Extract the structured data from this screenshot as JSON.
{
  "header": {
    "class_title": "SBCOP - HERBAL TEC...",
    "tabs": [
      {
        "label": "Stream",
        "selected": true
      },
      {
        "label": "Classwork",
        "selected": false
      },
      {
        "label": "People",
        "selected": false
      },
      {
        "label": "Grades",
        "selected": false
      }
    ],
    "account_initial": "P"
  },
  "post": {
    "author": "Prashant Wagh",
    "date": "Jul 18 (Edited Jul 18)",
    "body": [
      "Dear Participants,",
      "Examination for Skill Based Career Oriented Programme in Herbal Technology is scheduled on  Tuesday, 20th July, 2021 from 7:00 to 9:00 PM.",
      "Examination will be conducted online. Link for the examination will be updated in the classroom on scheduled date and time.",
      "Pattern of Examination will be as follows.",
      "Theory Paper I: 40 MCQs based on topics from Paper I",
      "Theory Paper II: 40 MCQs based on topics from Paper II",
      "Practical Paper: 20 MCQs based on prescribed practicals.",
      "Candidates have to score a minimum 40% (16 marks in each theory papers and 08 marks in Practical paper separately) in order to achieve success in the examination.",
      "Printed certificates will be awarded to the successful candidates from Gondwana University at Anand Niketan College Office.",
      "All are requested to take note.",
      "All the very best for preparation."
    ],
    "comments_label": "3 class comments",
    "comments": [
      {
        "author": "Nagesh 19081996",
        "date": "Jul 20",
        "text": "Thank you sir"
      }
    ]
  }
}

.....

* [EXERCISE PROMPT]:
Set down the entries verbatim, leaving none out.

* [OUTPUT FOR THIS EXERCISE]:
Extract the structured data from this screenshot as JSON.
{
  "header": {
    "class_title": "SBCOP - HERBAL TEC...",
    "tabs": [
      {
        "label": "Stream",
        "selected": true
      },
      {
        "label": "Classwork",
        "selected": false
      },
      {
        "label": "People",
        "selected": false
      },
      {
        "label": "Grades",
        "selected": false
      }
    ],
    "account_initial": "P"
  },
  "post": {
    "author": "Prashant Wagh",
    "date": "Jul 18 (Edited Jul 18)",
    "body": [
      "Dear Participants,",
      "Examination for Skill Based Career Oriented Programme in Herbal Technology is scheduled on  Tuesday, 20th July, 2021 from 7:00 to 9:00 PM.",
      "Examination will be conducted online. Link for the examination will be updated in the classroom on scheduled date and time.",
      "Pattern of Examination will be as follows.",
      "Theory Paper I: 40 MCQs based on topics from Paper I",
      "Theory Paper II: 40 MCQs based on topics from Paper II",
      "Practical Paper: 20 MCQs based on prescribed practicals.",
      "Candidates have to score a minimum 40% (16 marks in each theory papers and 08 marks in Practical paper separately) in order to achieve success in the examination.",
      "Printed certificates will be awarded to the successful candidates from Gondwana University at Anand Niketan College Office.",
      "All are requested to take note.",
      "All the very best for preparation."
    ],
    "comments_label": "3 class comments",
    "comments": [
      {
        "author": "Nagesh 19081996",
        "date": "Jul 20",
        "text": "Thank you sir"
      }
    ]
  }
}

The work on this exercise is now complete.